◆ INPUT FOR THIS TASK
►

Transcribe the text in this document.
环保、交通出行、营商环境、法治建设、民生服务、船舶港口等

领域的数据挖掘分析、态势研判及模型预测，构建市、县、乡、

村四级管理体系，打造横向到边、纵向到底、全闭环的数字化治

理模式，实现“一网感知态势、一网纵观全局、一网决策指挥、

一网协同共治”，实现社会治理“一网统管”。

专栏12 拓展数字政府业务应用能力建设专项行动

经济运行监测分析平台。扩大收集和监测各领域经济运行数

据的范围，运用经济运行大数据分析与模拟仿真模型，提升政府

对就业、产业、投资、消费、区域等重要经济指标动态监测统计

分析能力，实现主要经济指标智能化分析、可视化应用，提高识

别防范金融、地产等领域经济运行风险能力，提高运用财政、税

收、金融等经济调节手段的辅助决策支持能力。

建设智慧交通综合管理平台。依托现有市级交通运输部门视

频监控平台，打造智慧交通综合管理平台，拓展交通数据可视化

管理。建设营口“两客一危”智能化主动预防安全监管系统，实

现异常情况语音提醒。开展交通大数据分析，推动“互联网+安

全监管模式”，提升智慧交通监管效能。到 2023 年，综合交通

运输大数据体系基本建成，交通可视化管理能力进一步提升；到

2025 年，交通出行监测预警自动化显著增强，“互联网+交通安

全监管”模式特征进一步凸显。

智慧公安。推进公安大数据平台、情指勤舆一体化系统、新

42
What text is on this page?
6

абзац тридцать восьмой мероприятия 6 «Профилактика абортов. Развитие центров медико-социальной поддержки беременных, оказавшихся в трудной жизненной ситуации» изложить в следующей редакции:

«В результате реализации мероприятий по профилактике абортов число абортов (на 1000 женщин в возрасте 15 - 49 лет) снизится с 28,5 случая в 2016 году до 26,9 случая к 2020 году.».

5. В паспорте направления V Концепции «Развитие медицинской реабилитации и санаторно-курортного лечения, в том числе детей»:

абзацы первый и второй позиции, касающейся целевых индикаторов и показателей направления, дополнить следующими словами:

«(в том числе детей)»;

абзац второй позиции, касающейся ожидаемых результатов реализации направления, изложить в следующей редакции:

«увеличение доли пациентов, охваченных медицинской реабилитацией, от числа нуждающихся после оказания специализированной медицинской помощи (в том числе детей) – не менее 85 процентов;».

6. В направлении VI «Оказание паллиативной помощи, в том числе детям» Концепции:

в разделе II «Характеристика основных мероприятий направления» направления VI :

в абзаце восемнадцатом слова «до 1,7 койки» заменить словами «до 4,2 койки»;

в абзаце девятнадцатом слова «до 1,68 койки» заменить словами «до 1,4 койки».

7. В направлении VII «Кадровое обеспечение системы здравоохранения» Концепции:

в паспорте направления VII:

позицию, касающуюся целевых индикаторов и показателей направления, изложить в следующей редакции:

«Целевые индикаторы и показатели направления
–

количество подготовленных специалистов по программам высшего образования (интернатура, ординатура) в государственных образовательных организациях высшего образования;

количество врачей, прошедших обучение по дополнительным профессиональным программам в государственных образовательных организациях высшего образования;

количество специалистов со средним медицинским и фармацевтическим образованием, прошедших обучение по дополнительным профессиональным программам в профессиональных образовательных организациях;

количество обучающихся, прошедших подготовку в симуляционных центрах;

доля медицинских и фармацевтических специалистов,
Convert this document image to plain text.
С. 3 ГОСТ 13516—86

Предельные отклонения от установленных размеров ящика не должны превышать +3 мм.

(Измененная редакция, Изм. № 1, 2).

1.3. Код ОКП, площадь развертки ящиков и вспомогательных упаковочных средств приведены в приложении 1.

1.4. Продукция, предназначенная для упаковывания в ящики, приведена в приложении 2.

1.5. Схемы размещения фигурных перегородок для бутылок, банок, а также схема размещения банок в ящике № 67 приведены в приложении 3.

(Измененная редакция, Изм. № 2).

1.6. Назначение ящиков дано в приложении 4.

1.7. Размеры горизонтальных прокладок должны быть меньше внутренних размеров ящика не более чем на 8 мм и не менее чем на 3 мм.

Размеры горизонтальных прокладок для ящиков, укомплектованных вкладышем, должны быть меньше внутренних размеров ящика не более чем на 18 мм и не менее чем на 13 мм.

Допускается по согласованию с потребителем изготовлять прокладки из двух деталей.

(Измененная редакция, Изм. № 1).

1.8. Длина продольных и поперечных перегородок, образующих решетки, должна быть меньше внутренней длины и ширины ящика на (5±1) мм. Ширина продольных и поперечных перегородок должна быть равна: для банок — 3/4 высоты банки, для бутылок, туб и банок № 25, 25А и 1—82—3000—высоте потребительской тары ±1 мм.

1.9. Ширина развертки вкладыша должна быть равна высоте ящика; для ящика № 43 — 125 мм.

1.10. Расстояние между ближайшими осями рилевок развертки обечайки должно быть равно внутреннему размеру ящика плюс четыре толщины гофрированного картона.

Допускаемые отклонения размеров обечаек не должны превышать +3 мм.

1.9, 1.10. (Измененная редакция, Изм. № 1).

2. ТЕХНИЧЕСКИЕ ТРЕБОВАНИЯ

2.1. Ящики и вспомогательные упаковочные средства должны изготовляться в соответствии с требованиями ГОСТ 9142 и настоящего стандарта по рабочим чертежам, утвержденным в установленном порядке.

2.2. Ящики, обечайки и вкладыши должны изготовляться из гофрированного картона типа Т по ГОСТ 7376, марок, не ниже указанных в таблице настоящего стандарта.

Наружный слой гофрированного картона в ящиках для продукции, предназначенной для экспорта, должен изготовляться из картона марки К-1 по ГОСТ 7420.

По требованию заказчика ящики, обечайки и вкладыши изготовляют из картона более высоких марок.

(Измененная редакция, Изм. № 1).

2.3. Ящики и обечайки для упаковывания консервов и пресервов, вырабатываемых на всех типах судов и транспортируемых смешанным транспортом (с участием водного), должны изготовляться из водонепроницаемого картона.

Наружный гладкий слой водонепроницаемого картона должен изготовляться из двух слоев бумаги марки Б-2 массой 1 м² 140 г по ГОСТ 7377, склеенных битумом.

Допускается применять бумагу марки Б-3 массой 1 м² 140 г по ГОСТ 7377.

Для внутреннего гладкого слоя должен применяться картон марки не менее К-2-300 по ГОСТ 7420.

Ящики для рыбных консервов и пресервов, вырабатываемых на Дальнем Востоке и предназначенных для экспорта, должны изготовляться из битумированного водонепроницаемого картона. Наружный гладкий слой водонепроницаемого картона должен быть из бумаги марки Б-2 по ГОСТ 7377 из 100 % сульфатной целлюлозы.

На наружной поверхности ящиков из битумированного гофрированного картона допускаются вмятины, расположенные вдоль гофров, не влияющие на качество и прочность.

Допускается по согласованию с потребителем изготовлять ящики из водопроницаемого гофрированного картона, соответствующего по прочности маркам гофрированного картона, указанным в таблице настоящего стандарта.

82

◄

◆ PROBLEM DETAILS
Output the entries exactly.

◆ WRITTEN SOLUTION
Transcribe the text in this document.
环保、交通出行、营商环境、法治建设、民生服务、船舶港口等

领域的数据挖掘分析、态势研判及模型预测，构建市、县、乡、

村四级管理体系，打造横向到边、纵向到底、全闭环的数字化治

理模式，实现“一网感知态势、一网纵观全局、一网决策指挥、

一网协同共治”，实现社会治理“一网统管”。

专栏12 拓展数字政府业务应用能力建设专项行动

经济运行监测分析平台。扩大收集和监测各领域经济运行数

据的范围，运用经济运行大数据分析与模拟仿真模型，提升政府

对就业、产业、投资、消费、区域等重要经济指标动态监测统计

分析能力，实现主要经济指标智能化分析、可视化应用，提高识

别防范金融、地产等领域经济运行风险能力，提高运用财政、税

收、金融等经济调节手段的辅助决策支持能力。

建设智慧交通综合管理平台。依托现有市级交通运输部门视

频监控平台，打造智慧交通综合管理平台，拓展交通数据可视化

管理。建设营口“两客一危”智能化主动预防安全监管系统，实

现异常情况语音提醒。开展交通大数据分析，推动“互联网+安

全监管模式”，提升智慧交通监管效能。到 2023 年，综合交通

运输大数据体系基本建成，交通可视化管理能力进一步提升；到

2025 年，交通出行监测预警自动化显著增强，“互联网+交通安

全监管”模式特征进一步凸显。

智慧公安。推进公安大数据平台、情指勤舆一体化系统、新

42
What text is on this page?
6

абзац тридцать восьмой мероприятия 6 «Профилактика абортов. Развитие центров медико-социальной поддержки беременных, оказавшихся в трудной жизненной ситуации» изложить в следующей редакции:

«В результате реализации мероприятий по профилактике абортов число абортов (на 1000 женщин в возрасте 15 - 49 лет) снизится с 28,5 случая в 2016 году до 26,9 случая к 2020 году.».

5. В паспорте направления V Концепции «Развитие медицинской реабилитации и санаторно-курортного лечения, в том числе детей»:

абзацы первый и второй позиции, касающейся целевых индикаторов и показателей направления, дополнить следующими словами:

«(в том числе детей)»;

абзац второй позиции, касающейся ожидаемых результатов реализации направления, изложить в следующей редакции:

«увеличение доли пациентов, охваченных медицинской реабилитацией, от числа нуждающихся после оказания специализированной медицинской помощи (в том числе детей) – не менее 85 процентов;».

6. В направлении VI «Оказание паллиативной помощи, в том числе детям» Концепции:

в разделе II «Характеристика основных мероприятий направления» направления VI :

в абзаце восемнадцатом слова «до 1,7 койки» заменить словами «до 4,2 койки»;

в абзаце девятнадцатом слова «до 1,68 койки» заменить словами «до 1,4 койки».

7. В направлении VII «Кадровое обеспечение системы здравоохранения» Концепции:

в паспорте направления VII:

позицию, касающуюся целевых индикаторов и показателей направления, изложить в следующей редакции:

«Целевые индикаторы и показатели направления
–

количество подготовленных специалистов по программам высшего образования (интернатура, ординатура) в государственных образовательных организациях высшего образования;

количество врачей, прошедших обучение по дополнительным профессиональным программам в государственных образовательных организациях высшего образования;

количество специалистов со средним медицинским и фармацевтическим образованием, прошедших обучение по дополнительным профессиональным программам в профессиональных образовательных организациях;

количество обучающихся, прошедших подготовку в симуляционных центрах;

доля медицинских и фармацевтических специалистов,
Convert this document image to plain text.
С. 3 ГОСТ 13516—86

Предельные отклонения от установленных размеров ящика не должны превышать +3 мм.

(Измененная редакция, Изм. № 1, 2).

1.3. Код ОКП, площадь развертки ящиков и вспомогательных упаковочных средств приведены в приложении 1.

1.4. Продукция, предназначенная для упаковывания в ящики, приведена в приложении 2.

1.5. Схемы размещения фигурных перегородок для бутылок, банок, а также схема размещения банок в ящике № 67 приведены в приложении 3.

(Измененная редакция, Изм. № 2).

1.6. Назначение ящиков дано в приложении 4.

1.7. Размеры горизонтальных прокладок должны быть меньше внутренних размеров ящика не более чем на 8 мм и не менее чем на 3 мм.

Размеры горизонтальных прокладок для ящиков, укомплектованных вкладышем, должны быть меньше внутренних размеров ящика не более чем на 18 мм и не менее чем на 13 мм.

Допускается по согласованию с потребителем изготовлять прокладки из двух деталей.

(Измененная редакция, Изм. № 1).

1.8. Длина продольных и поперечных перегородок, образующих решетки, должна быть меньше внутренней длины и ширины ящика на (5±1) мм. Ширина продольных и поперечных перегородок должна быть равна: для банок — 3/4 высоты банки, для бутылок, туб и банок № 25, 25А и 1—82—3000—высоте потребительской тары ±1 мм.

1.9. Ширина развертки вкладыша должна быть равна высоте ящика; для ящика № 43 — 125 мм.

1.10. Расстояние между ближайшими осями рилевок развертки обечайки должно быть равно внутреннему размеру ящика плюс четыре толщины гофрированного картона.

Допускаемые отклонения размеров обечаек не должны превышать +3 мм.

1.9, 1.10. (Измененная редакция, Изм. № 1).

2. ТЕХНИЧЕСКИЕ ТРЕБОВАНИЯ

2.1. Ящики и вспомогательные упаковочные средства должны изготовляться в соответствии с требованиями ГОСТ 9142 и настоящего стандарта по рабочим чертежам, утвержденным в установленном порядке.

2.2. Ящики, обечайки и вкладыши должны изготовляться из гофрированного картона типа Т по ГОСТ 7376, марок, не ниже указанных в таблице настоящего стандарта.

Наружный слой гофрированного картона в ящиках для продукции, предназначенной для экспорта, должен изготовляться из картона марки К-1 по ГОСТ 7420.

По требованию заказчика ящики, обечайки и вкладыши изготовляют из картона более высоких марок.

(Измененная редакция, Изм. № 1).

2.3. Ящики и обечайки для упаковывания консервов и пресервов, вырабатываемых на всех типах судов и транспортируемых смешанным транспортом (с участием водного), должны изготовляться из водонепроницаемого картона.

Наружный гладкий слой водонепроницаемого картона должен изготовляться из двух слоев бумаги марки Б-2 массой 1 м² 140 г по ГОСТ 7377, склеенных битумом.

Допускается применять бумагу марки Б-3 массой 1 м² 140 г по ГОСТ 7377.

Для внутреннего гладкого слоя должен применяться картон марки не менее К-2-300 по ГОСТ 7420.

Ящики для рыбных консервов и пресервов, вырабатываемых на Дальнем Востоке и предназначенных для экспорта, должны изготовляться из битумированного водонепроницаемого картона. Наружный гладкий слой водонепроницаемого картона должен быть из бумаги марки Б-2 по ГОСТ 7377 из 100 % сульфатной целлюлозы.

На наружной поверхности ящиков из битумированного гофрированного картона допускаются вмятины, расположенные вдоль гофров, не влияющие на качество и прочность.

Допускается по согласованию с потребителем изготовлять ящики из водопроницаемого гофрированного картона, соответствующего по прочности маркам гофрированного картона, указанным в таблице настоящего стандарта.

82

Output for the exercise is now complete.